DATA SUPPLIED>
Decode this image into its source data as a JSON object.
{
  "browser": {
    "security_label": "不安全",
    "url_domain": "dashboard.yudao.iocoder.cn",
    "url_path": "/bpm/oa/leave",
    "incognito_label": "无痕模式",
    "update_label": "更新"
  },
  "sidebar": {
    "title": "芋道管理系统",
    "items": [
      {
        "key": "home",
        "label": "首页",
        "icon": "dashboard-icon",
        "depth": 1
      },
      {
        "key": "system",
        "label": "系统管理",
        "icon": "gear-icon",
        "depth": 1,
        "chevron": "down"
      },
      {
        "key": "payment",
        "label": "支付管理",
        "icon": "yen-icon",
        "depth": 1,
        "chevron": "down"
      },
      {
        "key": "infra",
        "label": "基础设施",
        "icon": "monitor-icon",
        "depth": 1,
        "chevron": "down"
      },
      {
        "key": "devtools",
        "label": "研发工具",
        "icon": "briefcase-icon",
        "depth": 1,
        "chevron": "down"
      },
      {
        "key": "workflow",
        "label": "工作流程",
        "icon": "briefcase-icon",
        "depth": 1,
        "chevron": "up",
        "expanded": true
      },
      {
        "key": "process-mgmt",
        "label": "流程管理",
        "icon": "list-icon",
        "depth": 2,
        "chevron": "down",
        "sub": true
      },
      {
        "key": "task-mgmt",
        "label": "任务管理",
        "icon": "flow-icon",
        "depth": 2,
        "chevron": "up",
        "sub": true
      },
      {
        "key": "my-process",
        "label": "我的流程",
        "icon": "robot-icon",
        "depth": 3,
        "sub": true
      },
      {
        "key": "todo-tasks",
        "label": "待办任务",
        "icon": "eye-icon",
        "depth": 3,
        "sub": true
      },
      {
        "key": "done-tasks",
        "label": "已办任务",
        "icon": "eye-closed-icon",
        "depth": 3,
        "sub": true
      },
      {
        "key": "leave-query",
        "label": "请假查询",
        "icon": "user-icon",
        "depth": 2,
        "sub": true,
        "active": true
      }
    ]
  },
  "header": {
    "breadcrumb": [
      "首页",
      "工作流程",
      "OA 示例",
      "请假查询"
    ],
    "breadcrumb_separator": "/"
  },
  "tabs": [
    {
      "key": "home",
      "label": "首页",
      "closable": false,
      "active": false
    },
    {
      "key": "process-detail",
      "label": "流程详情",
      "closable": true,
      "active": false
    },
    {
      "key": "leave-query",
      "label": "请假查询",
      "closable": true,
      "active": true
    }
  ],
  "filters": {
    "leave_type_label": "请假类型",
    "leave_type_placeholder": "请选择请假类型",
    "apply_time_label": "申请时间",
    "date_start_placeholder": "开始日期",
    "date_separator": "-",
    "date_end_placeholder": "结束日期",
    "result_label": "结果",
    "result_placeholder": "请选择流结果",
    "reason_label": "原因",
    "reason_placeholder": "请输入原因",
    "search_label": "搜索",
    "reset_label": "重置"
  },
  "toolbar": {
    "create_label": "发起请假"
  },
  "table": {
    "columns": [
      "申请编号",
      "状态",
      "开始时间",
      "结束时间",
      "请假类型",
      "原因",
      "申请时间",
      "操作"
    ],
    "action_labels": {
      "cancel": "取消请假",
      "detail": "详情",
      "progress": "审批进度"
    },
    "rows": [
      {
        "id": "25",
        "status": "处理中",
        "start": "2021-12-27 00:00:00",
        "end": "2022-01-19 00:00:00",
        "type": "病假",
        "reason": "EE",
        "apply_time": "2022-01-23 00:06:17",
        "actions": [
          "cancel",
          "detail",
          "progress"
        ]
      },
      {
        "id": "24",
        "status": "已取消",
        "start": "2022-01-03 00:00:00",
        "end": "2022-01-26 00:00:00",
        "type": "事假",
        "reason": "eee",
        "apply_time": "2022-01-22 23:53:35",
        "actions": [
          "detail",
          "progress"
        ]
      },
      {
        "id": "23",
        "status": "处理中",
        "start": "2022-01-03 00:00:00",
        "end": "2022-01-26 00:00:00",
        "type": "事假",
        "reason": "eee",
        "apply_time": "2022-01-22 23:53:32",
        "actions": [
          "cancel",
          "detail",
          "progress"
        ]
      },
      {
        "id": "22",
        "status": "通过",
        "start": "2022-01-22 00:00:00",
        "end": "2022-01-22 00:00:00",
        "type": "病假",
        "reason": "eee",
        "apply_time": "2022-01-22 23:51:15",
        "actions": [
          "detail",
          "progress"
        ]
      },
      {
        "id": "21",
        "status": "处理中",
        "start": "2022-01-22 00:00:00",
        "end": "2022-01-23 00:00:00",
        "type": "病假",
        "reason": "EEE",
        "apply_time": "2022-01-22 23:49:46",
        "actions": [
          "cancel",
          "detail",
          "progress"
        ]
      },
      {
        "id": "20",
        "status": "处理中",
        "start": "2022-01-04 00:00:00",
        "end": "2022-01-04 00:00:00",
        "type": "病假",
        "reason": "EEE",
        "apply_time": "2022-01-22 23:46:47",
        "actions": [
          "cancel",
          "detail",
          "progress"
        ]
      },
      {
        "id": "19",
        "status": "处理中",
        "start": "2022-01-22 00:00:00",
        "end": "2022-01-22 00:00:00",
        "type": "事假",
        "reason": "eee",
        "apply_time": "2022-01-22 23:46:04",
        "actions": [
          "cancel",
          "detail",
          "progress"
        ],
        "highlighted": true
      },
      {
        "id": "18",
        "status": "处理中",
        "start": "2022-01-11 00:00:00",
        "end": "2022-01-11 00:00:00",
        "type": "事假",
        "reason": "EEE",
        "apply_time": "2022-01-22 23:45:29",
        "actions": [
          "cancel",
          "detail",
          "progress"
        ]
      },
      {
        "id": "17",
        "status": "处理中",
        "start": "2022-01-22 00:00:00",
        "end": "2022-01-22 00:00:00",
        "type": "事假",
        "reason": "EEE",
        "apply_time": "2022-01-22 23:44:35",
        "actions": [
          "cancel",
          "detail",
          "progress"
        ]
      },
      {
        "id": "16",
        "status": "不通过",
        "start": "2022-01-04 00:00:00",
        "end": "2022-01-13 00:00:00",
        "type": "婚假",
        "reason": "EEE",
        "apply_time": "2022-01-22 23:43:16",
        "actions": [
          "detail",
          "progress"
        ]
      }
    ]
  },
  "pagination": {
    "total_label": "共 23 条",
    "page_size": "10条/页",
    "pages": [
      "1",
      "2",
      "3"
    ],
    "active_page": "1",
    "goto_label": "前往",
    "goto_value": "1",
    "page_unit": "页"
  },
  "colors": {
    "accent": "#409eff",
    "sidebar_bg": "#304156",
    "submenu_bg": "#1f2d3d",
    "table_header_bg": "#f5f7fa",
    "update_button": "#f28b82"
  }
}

TASK GOAL> Identify each line in the entries with the word "dashboard" and copy it.

TASK SOLUTION>
    "url_domain": "dashboard.yudao.iocoder.cn",
        "icon": "dashboard-icon",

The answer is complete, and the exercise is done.